WRITTEN PROBLEM: Output the material below unchanged, apart from leaving out the pictures.

-- SUPPLIED DATA start --

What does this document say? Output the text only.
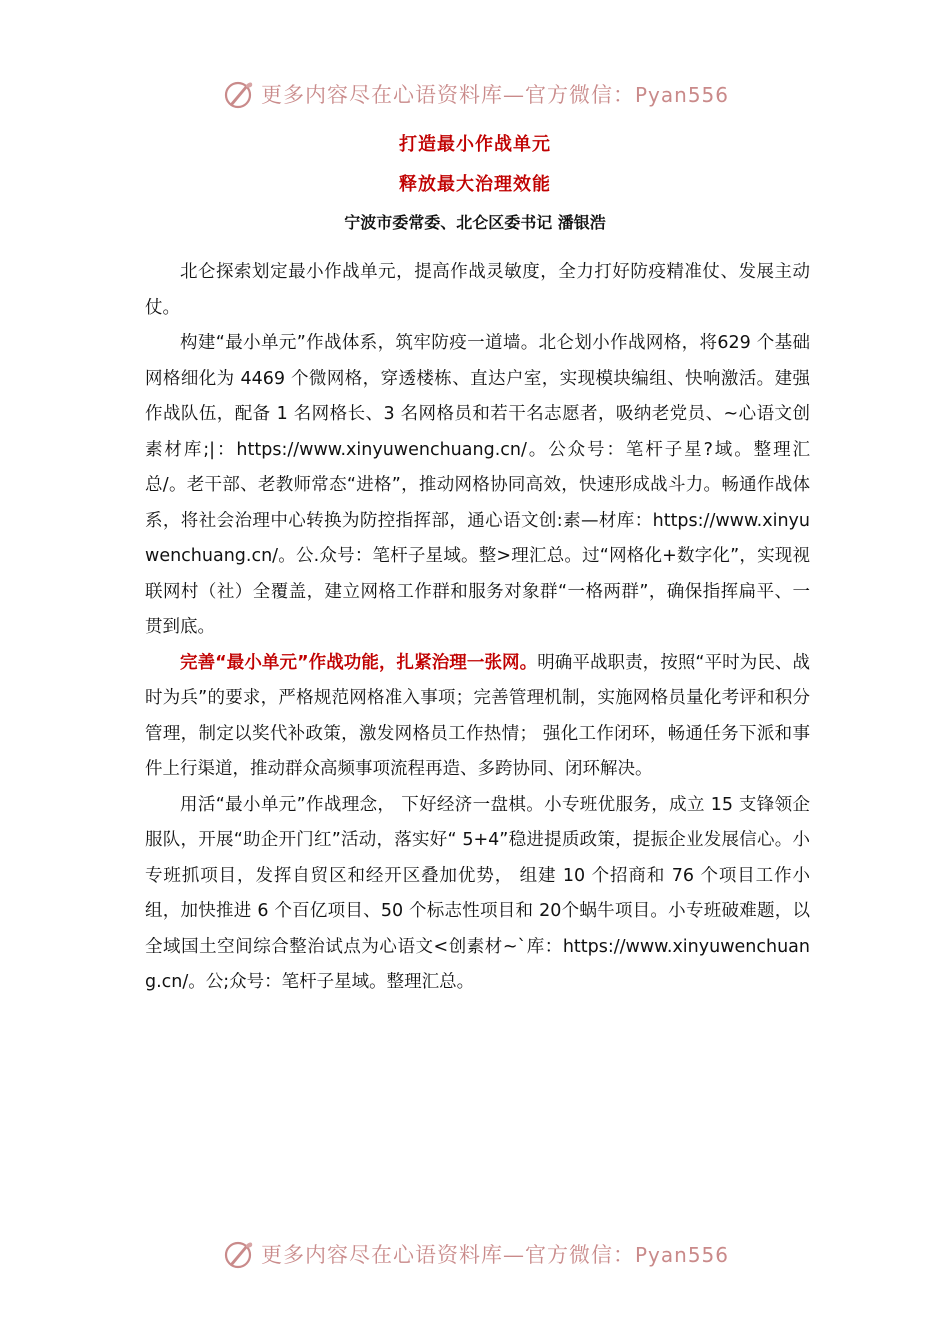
更多内容尽在心语资料库—官方微信：Pyan556
打造最小作战单元
释放最大治理效能
宁波市委常委、北仑区委书记 潘银浩

北仑探索划定最小作战单元，提高作战灵敏度，全力打好防疫精准仗、发展主动仗。

构建“最小单元”作战体系，筑牢防疫一道墙。北仑划小作战网格，将629 个基础网格细化为 4469 个微网格，穿透楼栋、直达户室，实现模块编组、快响激活。建强作战队伍，配备 1 名网格长、3 名网格员和若干名志愿者，吸纳老党员、~心语文创素材库;|：https://www.xinyuwenchuang.cn/。公众号：笔杆子星?域。整理汇总/。老干部、老教师常态“进格”，推动网格协同高效，快速形成战斗力。畅通作战体系，将社会治理中心转换为防控指挥部，通心语文创:素—材库：https://www.xinyuwenchuang.cn/。公.众号：笔杆子星域。整>理汇总。过“网格化+数字化”，实现视联网村（社）全覆盖，建立网格工作群和服务对象群“一格两群”，确保指挥扁平、一贯到底。

完善“最小单元”作战功能，扎紧治理一张网。明确平战职责，按照“平时为民、战时为兵”的要求，严格规范网格准入事项；完善管理机制，实施网格员量化考评和积分管理，制定以奖代补政策，激发网格员工作热情； 强化工作闭环，畅通任务下派和事件上行渠道，推动群众高频事项流程再造、多跨协同、闭环解决。

用活“最小单元”作战理念， 下好经济一盘棋。小专班优服务，成立 15 支锋领企服队，开展“助企开门红”活动，落实好“ 5+4”稳进提质政策，提振企业发展信心。小专班抓项目，发挥自贸区和经开区叠加优势， 组建 10 个招商和 76 个项目工作小组，加快推进 6 个百亿项目、50 个标志性项目和 20个蜗牛项目。小专班破难题，以全域国土空间综合整治试点为心语文<创素材~`库：https://www.xinyuwenchuang.cn/。公;众号：笔杆子星域。整理汇总。

更多内容尽在心语资料库—官方微信：Pyan556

-- SUPPLIED DATA end --

COMPLETED EXERCISE:
What does this document say? Output the text only.
更多内容尽在心语资料库—官方微信：Pyan556
打造最小作战单元
释放最大治理效能
宁波市委常委、北仑区委书记 潘银浩

北仑探索划定最小作战单元，提高作战灵敏度，全力打好防疫精准仗、发展主动仗。

构建“最小单元”作战体系，筑牢防疫一道墙。北仑划小作战网格，将629 个基础网格细化为 4469 个微网格，穿透楼栋、直达户室，实现模块编组、快响激活。建强作战队伍，配备 1 名网格长、3 名网格员和若干名志愿者，吸纳老党员、~心语文创素材库;|：https://www.xinyuwenchuang.cn/。公众号：笔杆子星?域。整理汇总/。老干部、老教师常态“进格”，推动网格协同高效，快速形成战斗力。畅通作战体系，将社会治理中心转换为防控指挥部，通心语文创:素—材库：https://www.xinyuwenchuang.cn/。公.众号：笔杆子星域。整>理汇总。过“网格化+数字化”，实现视联网村（社）全覆盖，建立网格工作群和服务对象群“一格两群”，确保指挥扁平、一贯到底。

完善“最小单元”作战功能，扎紧治理一张网。明确平战职责，按照“平时为民、战时为兵”的要求，严格规范网格准入事项；完善管理机制，实施网格员量化考评和积分管理，制定以奖代补政策，激发网格员工作热情； 强化工作闭环，畅通任务下派和事件上行渠道，推动群众高频事项流程再造、多跨协同、闭环解决。

用活“最小单元”作战理念， 下好经济一盘棋。小专班优服务，成立 15 支锋领企服队，开展“助企开门红”活动，落实好“ 5+4”稳进提质政策，提振企业发展信心。小专班抓项目，发挥自贸区和经开区叠加优势， 组建 10 个招商和 76 个项目工作小组，加快推进 6 个百亿项目、50 个标志性项目和 20个蜗牛项目。小专班破难题，以全域国土空间综合整治试点为心语文<创素材~`库：https://www.xinyuwenchuang.cn/。公;众号：笔杆子星域。整理汇总。

更多内容尽在心语资料库—官方微信：Pyan556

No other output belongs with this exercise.